Data extracted from a collection

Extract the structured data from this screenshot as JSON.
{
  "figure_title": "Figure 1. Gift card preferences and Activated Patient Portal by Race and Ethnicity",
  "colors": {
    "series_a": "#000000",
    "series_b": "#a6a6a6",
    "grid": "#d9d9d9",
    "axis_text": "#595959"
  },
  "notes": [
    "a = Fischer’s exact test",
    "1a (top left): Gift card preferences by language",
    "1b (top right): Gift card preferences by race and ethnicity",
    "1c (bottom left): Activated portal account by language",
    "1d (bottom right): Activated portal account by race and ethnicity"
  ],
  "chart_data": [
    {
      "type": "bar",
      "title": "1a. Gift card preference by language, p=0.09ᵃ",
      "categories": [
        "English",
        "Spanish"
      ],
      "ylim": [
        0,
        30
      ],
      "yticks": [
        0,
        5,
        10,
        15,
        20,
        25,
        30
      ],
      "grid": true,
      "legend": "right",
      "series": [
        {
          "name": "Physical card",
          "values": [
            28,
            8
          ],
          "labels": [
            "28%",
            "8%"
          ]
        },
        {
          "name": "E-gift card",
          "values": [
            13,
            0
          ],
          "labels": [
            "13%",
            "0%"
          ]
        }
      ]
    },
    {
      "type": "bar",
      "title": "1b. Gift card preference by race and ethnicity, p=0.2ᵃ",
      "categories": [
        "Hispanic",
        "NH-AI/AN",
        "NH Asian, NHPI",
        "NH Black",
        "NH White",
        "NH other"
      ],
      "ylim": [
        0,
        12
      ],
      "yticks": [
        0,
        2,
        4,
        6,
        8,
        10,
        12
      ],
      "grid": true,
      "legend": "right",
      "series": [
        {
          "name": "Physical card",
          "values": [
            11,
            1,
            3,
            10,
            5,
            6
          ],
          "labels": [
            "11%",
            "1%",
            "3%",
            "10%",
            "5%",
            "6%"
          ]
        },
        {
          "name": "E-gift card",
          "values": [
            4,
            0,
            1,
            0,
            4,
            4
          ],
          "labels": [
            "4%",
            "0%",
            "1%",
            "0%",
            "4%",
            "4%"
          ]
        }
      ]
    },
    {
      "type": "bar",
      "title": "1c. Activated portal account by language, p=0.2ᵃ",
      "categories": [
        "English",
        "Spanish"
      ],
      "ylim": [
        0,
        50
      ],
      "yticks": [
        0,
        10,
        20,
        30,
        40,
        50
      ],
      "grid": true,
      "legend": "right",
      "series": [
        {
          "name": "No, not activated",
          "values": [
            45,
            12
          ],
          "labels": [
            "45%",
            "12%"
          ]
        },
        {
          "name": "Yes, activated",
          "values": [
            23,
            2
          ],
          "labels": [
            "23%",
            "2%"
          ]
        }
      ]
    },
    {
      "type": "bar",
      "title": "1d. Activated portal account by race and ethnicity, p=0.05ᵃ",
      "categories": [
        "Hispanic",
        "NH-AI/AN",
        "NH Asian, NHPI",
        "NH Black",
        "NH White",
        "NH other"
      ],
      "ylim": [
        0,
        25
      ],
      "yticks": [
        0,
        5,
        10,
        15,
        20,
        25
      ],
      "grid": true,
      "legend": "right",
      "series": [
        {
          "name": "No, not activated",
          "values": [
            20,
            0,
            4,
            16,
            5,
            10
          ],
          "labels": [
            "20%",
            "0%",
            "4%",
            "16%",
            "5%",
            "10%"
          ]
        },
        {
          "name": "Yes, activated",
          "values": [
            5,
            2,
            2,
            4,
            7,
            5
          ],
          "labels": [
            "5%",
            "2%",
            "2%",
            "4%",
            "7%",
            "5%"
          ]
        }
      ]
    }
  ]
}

- [WHAT YOU NEED TO DO] Look for lines containing the string "preferences" and copy them all.

- [CORRECT RESULT]
  "figure_title": "Figure 1. Gift card preferences and Activated Patient Portal by Race and Ethnicity",
    "1a (top left): Gift card preferences by language",
    "1b (top right): Gift card preferences by race and ethnicity",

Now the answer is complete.